[BEGIN]
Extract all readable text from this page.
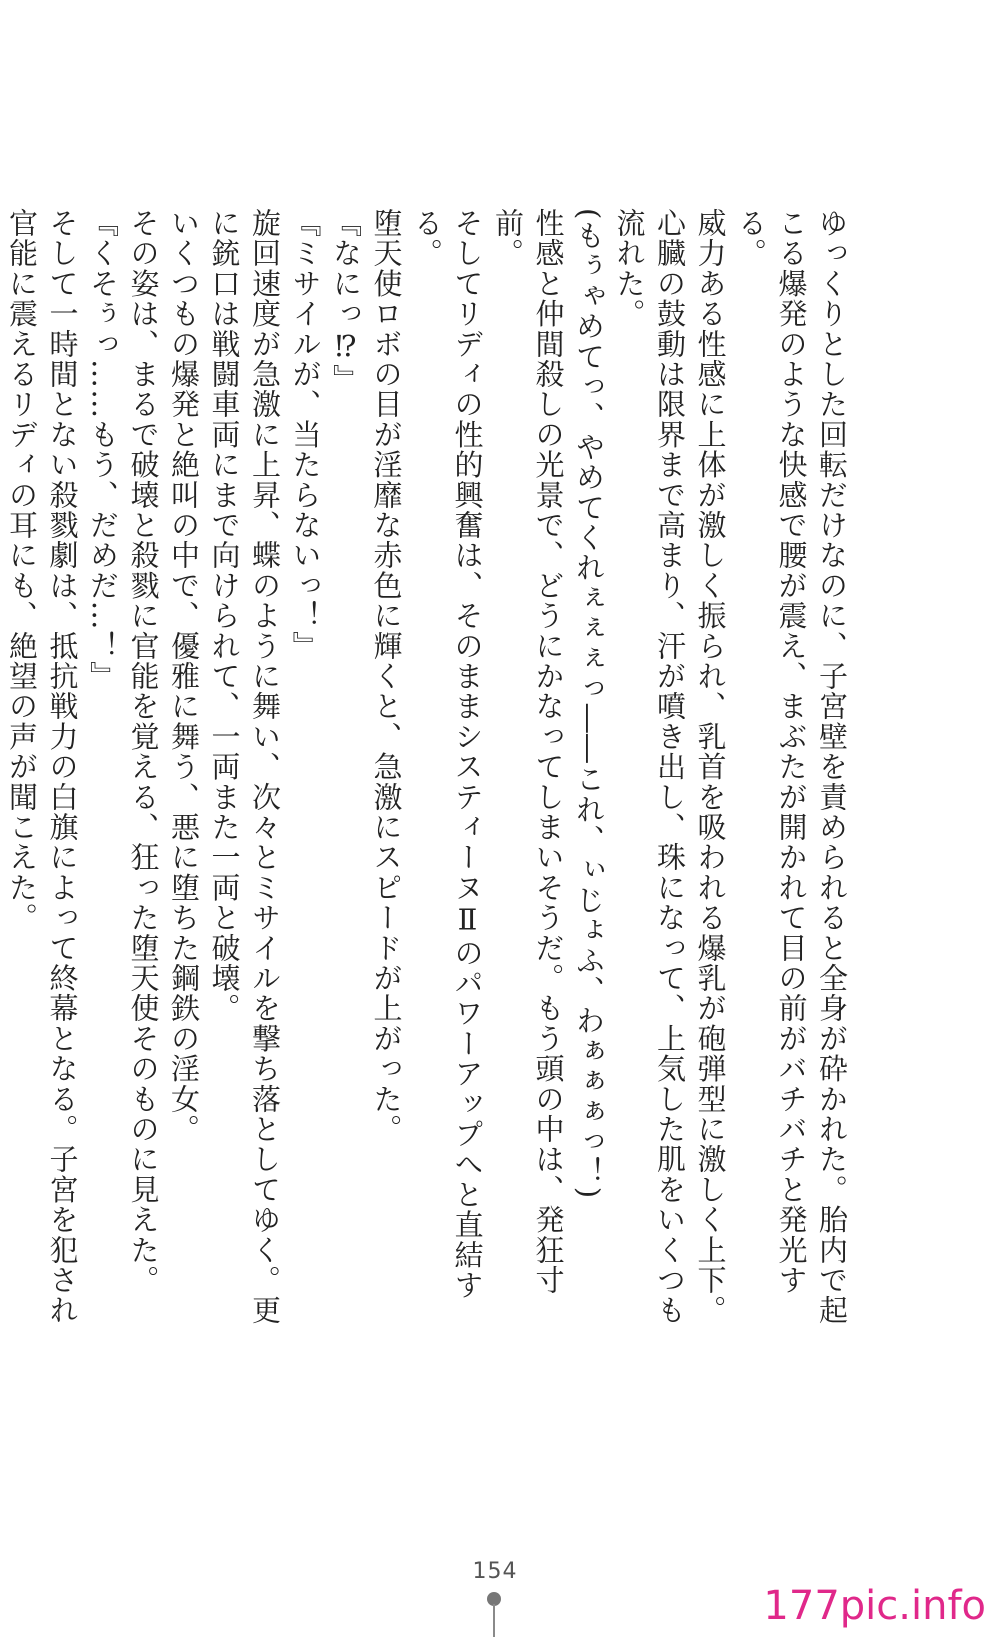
ゆっくりとした回転だけなのに、子宮壁を責められると全身が砕かれた。胎内で起こる爆発のような快感で腰が震え、まぶたが開かれて目の前がバチバチと発光する。

威力ある性感に上体が激しく振られ、乳首を吸われる爆乳が砲弾型に激しく上下。心臓の鼓動は限界まで高まり、汗が噴き出し、珠になって、上気した肌をいくつも流れた。

(もぅゃめてっ、やめてくれぇぇぇっ――これ、ぃじょふ、わぁぁぁっ！)

性感と仲間殺しの光景で、どうにかなってしまいそうだ。もう頭の中は、発狂寸前。

そしてリディの性的興奮は、そのままシスティーヌⅡのパワーアップへと直結する。

堕天使ロボの目が淫靡な赤色に輝くと、急激にスピードが上がった。

『なにっ⁉』

『ミサイルが、当たらないっ！』

旋回速度が急激に上昇、蝶のように舞い、次々とミサイルを撃ち落としてゆく。更に銃口は戦闘車両にまで向けられて、一両また一両と破壊。

いくつもの爆発と絶叫の中で、優雅に舞う、悪に堕ちた鋼鉄の淫女。

その姿は、まるで破壊と殺戮に官能を覚える、狂った堕天使そのものに見えた。

『くそぅっ……もう、だめだ…！』

そして一時間とない殺戮劇は、抵抗戦力の白旗によって終幕となる。子宮を犯され官能に震えるリディの耳にも、絶望の声が聞こえた。

154
177pic.info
[END]
▶ _Your objective_
Do not include images; quote all of the entries above exactly.

▶ _Correct result_
Extract all readable text from this page.
ゆっくりとした回転だけなのに、子宮壁を責められると全身が砕かれた。胎内で起こる爆発のような快感で腰が震え、まぶたが開かれて目の前がバチバチと発光する。

威力ある性感に上体が激しく振られ、乳首を吸われる爆乳が砲弾型に激しく上下。心臓の鼓動は限界まで高まり、汗が噴き出し、珠になって、上気した肌をいくつも流れた。

(もぅゃめてっ、やめてくれぇぇぇっ――これ、ぃじょふ、わぁぁぁっ！)

性感と仲間殺しの光景で、どうにかなってしまいそうだ。もう頭の中は、発狂寸前。

そしてリディの性的興奮は、そのままシスティーヌⅡのパワーアップへと直結する。

堕天使ロボの目が淫靡な赤色に輝くと、急激にスピードが上がった。

『なにっ⁉』

『ミサイルが、当たらないっ！』

旋回速度が急激に上昇、蝶のように舞い、次々とミサイルを撃ち落としてゆく。更に銃口は戦闘車両にまで向けられて、一両また一両と破壊。

いくつもの爆発と絶叫の中で、優雅に舞う、悪に堕ちた鋼鉄の淫女。

その姿は、まるで破壊と殺戮に官能を覚える、狂った堕天使そのものに見えた。

『くそぅっ……もう、だめだ…！』

そして一時間とない殺戮劇は、抵抗戦力の白旗によって終幕となる。子宮を犯され官能に震えるリディの耳にも、絶望の声が聞こえた。

154
177pic.info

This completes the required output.